▶ [Obiettivo] Ricopia dal brano sulla scuola e i consumatori tutto ciò che va da "Oggi la scuola" fino a "ufficiali e sottufficiali.".

▶ [Passo del documento]
☆ ☆ ☆ ☆
Oggi la scuola serve anche a preparare i consumatori alle valanghe di prodotti sfornati dalle fabbriche, e ad educarli fin dalla prima infanzia a non poterne fare piu’ a meno (anche questa e’ perdita di liberta’): sempre piu’ spesso servono corsi, certificazioni e attestati non solo per vivere, ma anche per consumare. Intendiamoci, non che gliene freghi niente della consapevolezza del consumatore: interessa dare soldi e potere gerarchico a chi guida quei corsi, anch’essi parte del meccanismo di trasmissione del potere, con i suoi ufficiali e sottufficiali.
Oltretutto, ripeto quanto detto sopra, man mano che le fabbriche diventano piu’ efficienti c’e’ sempre piu’ gente, ormai maggioranza, che non produce nulla (la cosiddetta “classe inutile”) e fa parte delle legioni di ufficiali e sottufficiali il cui unico compito e’ mantenere ordinato il meccanismo, sfornando sempre nuove regole, premi e punizioni da cui guadagnare un aggio e una ragione di esistere.
☆ ☆ ☆ ☆
▶ [Dati registrati]
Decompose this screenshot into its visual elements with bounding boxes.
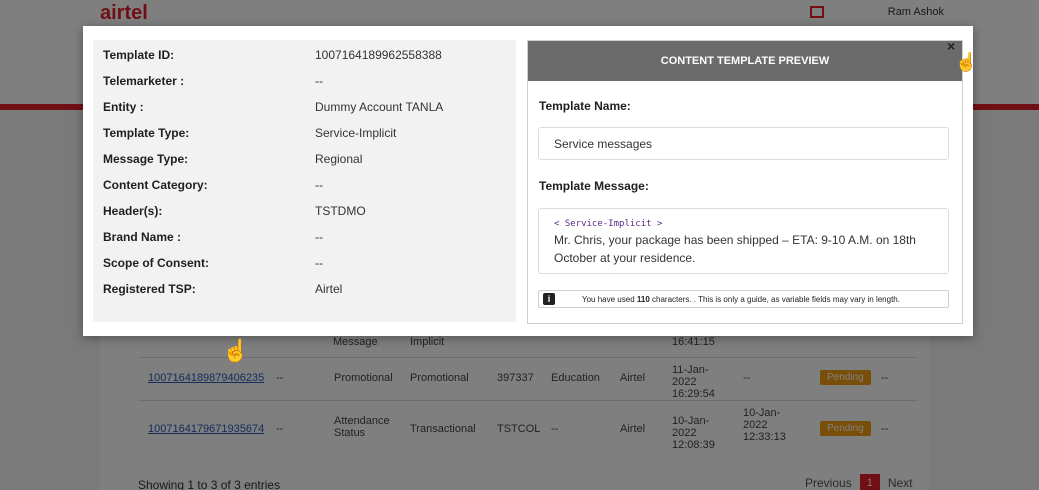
☆ ☆ ☆ ☆
▶ [Risposta]
Oggi la scuola serve anche a preparare i consumatori alle valanghe di prodotti sfornati dalle fabbriche, e ad educarli fin dalla prima infanzia a non poterne fare piu’ a meno (anche questa e’ perdita di liberta’): sempre piu’ spesso servono corsi, certificazioni e attestati non solo per vivere, ma anche per consumare. Intendiamoci, non che gliene freghi niente della consapevolezza del consumatore: interessa dare soldi e potere gerarchico a chi guida quei corsi, anch’essi parte del meccanismo di trasmissione del potere, con i suoi ufficiali e sottufficiali.